--- Begin ---

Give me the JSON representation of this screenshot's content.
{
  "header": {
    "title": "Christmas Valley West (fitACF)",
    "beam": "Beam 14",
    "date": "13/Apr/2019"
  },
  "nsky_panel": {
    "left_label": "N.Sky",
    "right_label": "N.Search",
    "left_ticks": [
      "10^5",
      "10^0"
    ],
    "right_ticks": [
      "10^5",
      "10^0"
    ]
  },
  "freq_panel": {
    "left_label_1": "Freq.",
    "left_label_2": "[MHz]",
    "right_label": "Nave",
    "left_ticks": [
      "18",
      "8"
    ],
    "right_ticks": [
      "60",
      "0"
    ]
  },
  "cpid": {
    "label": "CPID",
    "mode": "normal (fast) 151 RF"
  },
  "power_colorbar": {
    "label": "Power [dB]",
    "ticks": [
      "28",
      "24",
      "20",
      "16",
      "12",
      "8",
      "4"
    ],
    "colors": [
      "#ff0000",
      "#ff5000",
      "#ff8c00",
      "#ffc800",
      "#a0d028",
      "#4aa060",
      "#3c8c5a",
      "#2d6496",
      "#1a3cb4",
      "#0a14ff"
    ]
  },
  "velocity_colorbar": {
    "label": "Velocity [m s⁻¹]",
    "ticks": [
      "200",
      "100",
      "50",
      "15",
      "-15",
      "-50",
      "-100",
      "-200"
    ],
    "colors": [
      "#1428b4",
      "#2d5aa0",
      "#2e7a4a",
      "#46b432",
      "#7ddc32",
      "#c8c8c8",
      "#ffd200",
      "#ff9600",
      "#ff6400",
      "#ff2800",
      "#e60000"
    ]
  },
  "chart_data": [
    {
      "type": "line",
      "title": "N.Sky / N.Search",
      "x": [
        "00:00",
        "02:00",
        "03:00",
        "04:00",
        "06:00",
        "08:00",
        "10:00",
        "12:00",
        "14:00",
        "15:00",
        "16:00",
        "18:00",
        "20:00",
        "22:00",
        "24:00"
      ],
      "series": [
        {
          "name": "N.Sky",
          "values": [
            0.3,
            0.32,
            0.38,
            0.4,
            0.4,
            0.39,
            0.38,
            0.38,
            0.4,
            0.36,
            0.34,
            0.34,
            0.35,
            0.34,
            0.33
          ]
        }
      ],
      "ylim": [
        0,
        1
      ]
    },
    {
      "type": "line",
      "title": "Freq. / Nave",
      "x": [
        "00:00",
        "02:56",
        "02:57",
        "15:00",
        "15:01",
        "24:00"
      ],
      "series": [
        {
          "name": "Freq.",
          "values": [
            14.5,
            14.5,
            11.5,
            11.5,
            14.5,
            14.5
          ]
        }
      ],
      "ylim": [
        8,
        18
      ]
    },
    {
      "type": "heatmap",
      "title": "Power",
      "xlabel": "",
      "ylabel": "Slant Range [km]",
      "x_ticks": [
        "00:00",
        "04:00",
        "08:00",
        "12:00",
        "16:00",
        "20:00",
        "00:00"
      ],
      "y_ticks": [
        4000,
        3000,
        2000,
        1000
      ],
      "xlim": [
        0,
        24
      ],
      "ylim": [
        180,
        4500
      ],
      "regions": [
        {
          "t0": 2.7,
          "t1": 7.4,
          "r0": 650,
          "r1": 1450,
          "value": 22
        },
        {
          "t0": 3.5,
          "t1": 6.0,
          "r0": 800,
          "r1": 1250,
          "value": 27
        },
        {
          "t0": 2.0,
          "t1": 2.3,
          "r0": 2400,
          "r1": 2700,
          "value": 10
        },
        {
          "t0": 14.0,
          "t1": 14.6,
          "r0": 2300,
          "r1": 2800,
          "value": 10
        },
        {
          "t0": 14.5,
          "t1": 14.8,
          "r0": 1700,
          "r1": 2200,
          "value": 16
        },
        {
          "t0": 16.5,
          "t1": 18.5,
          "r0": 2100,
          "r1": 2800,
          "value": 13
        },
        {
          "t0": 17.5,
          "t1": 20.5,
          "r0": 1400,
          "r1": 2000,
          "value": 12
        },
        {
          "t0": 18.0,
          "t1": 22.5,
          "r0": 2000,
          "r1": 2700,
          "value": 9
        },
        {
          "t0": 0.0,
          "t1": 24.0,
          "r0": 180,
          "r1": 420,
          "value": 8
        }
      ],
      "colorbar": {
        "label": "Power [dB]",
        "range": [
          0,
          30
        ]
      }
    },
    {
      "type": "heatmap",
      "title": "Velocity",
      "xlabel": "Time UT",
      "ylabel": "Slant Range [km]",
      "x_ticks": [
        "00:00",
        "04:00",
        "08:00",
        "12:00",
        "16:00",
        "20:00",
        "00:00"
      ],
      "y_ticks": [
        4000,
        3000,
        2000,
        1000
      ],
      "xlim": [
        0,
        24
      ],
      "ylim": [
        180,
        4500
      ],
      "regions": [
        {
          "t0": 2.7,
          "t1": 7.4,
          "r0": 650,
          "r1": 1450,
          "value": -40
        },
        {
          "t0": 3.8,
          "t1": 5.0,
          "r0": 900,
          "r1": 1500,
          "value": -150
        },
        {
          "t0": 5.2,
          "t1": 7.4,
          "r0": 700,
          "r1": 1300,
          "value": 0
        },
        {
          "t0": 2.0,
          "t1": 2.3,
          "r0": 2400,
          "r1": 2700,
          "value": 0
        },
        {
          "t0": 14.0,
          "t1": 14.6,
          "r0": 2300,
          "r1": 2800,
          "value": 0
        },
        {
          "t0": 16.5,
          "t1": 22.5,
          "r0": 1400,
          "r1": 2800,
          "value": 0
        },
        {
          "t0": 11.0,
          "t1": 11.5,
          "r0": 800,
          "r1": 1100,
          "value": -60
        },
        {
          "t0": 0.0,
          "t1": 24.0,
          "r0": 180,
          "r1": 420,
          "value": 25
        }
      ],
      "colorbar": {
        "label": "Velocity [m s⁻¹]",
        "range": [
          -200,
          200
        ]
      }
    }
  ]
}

--- End ---

» **Task objective**
Each entry must be reproduced verbatim.

» **Solution**
Give me the JSON representation of this screenshot's content.
{
  "header": {
    "title": "Christmas Valley West (fitACF)",
    "beam": "Beam 14",
    "date": "13/Apr/2019"
  },
  "nsky_panel": {
    "left_label": "N.Sky",
    "right_label": "N.Search",
    "left_ticks": [
      "10^5",
      "10^0"
    ],
    "right_ticks": [
      "10^5",
      "10^0"
    ]
  },
  "freq_panel": {
    "left_label_1": "Freq.",
    "left_label_2": "[MHz]",
    "right_label": "Nave",
    "left_ticks": [
      "18",
      "8"
    ],
    "right_ticks": [
      "60",
      "0"
    ]
  },
  "cpid": {
    "label": "CPID",
    "mode": "normal (fast) 151 RF"
  },
  "power_colorbar": {
    "label": "Power [dB]",
    "ticks": [
      "28",
      "24",
      "20",
      "16",
      "12",
      "8",
      "4"
    ],
    "colors": [
      "#ff0000",
      "#ff5000",
      "#ff8c00",
      "#ffc800",
      "#a0d028",
      "#4aa060",
      "#3c8c5a",
      "#2d6496",
      "#1a3cb4",
      "#0a14ff"
    ]
  },
  "velocity_colorbar": {
    "label": "Velocity [m s⁻¹]",
    "ticks": [
      "200",
      "100",
      "50",
      "15",
      "-15",
      "-50",
      "-100",
      "-200"
    ],
    "colors": [
      "#1428b4",
      "#2d5aa0",
      "#2e7a4a",
      "#46b432",
      "#7ddc32",
      "#c8c8c8",
      "#ffd200",
      "#ff9600",
      "#ff6400",
      "#ff2800",
      "#e60000"
    ]
  },
  "chart_data": [
    {
      "type": "line",
      "title": "N.Sky / N.Search",
      "x": [
        "00:00",
        "02:00",
        "03:00",
        "04:00",
        "06:00",
        "08:00",
        "10:00",
        "12:00",
        "14:00",
        "15:00",
        "16:00",
        "18:00",
        "20:00",
        "22:00",
        "24:00"
      ],
      "series": [
        {
          "name": "N.Sky",
          "values": [
            0.3,
            0.32,
            0.38,
            0.4,
            0.4,
            0.39,
            0.38,
            0.38,
            0.4,
            0.36,
            0.34,
            0.34,
            0.35,
            0.34,
            0.33
          ]
        }
      ],
      "ylim": [
        0,
        1
      ]
    },
    {
      "type": "line",
      "title": "Freq. / Nave",
      "x": [
        "00:00",
        "02:56",
        "02:57",
        "15:00",
        "15:01",
        "24:00"
      ],
      "series": [
        {
          "name": "Freq.",
          "values": [
            14.5,
            14.5,
            11.5,
            11.5,
            14.5,
            14.5
          ]
        }
      ],
      "ylim": [
        8,
        18
      ]
    },
    {
      "type": "heatmap",
      "title": "Power",
      "xlabel": "",
      "ylabel": "Slant Range [km]",
      "x_ticks": [
        "00:00",
        "04:00",
        "08:00",
        "12:00",
        "16:00",
        "20:00",
        "00:00"
      ],
      "y_ticks": [
        4000,
        3000,
        2000,
        1000
      ],
      "xlim": [
        0,
        24
      ],
      "ylim": [
        180,
        4500
      ],
      "regions": [
        {
          "t0": 2.7,
          "t1": 7.4,
          "r0": 650,
          "r1": 1450,
          "value": 22
        },
        {
          "t0": 3.5,
          "t1": 6.0,
          "r0": 800,
          "r1": 1250,
          "value": 27
        },
        {
          "t0": 2.0,
          "t1": 2.3,
          "r0": 2400,
          "r1": 2700,
          "value": 10
        },
        {
          "t0": 14.0,
          "t1": 14.6,
          "r0": 2300,
          "r1": 2800,
          "value": 10
        },
        {
          "t0": 14.5,
          "t1": 14.8,
          "r0": 1700,
          "r1": 2200,
          "value": 16
        },
        {
          "t0": 16.5,
          "t1": 18.5,
          "r0": 2100,
          "r1": 2800,
          "value": 13
        },
        {
          "t0": 17.5,
          "t1": 20.5,
          "r0": 1400,
          "r1": 2000,
          "value": 12
        },
        {
          "t0": 18.0,
          "t1": 22.5,
          "r0": 2000,
          "r1": 2700,
          "value": 9
        },
        {
          "t0": 0.0,
          "t1": 24.0,
          "r0": 180,
          "r1": 420,
          "value": 8
        }
      ],
      "colorbar": {
        "label": "Power [dB]",
        "range": [
          0,
          30
        ]
      }
    },
    {
      "type": "heatmap",
      "title": "Velocity",
      "xlabel": "Time UT",
      "ylabel": "Slant Range [km]",
      "x_ticks": [
        "00:00",
        "04:00",
        "08:00",
        "12:00",
        "16:00",
        "20:00",
        "00:00"
      ],
      "y_ticks": [
        4000,
        3000,
        2000,
        1000
      ],
      "xlim": [
        0,
        24
      ],
      "ylim": [
        180,
        4500
      ],
      "regions": [
        {
          "t0": 2.7,
          "t1": 7.4,
          "r0": 650,
          "r1": 1450,
          "value": -40
        },
        {
          "t0": 3.8,
          "t1": 5.0,
          "r0": 900,
          "r1": 1500,
          "value": -150
        },
        {
          "t0": 5.2,
          "t1": 7.4,
          "r0": 700,
          "r1": 1300,
          "value": 0
        },
        {
          "t0": 2.0,
          "t1": 2.3,
          "r0": 2400,
          "r1": 2700,
          "value": 0
        },
        {
          "t0": 14.0,
          "t1": 14.6,
          "r0": 2300,
          "r1": 2800,
          "value": 0
        },
        {
          "t0": 16.5,
          "t1": 22.5,
          "r0": 1400,
          "r1": 2800,
          "value": 0
        },
        {
          "t0": 11.0,
          "t1": 11.5,
          "r0": 800,
          "r1": 1100,
          "value": -60
        },
        {
          "t0": 0.0,
          "t1": 24.0,
          "r0": 180,
          "r1": 420,
          "value": 25
        }
      ],
      "colorbar": {
        "label": "Velocity [m s⁻¹]",
        "range": [
          -200,
          200
        ]
      }
    }
  ]
}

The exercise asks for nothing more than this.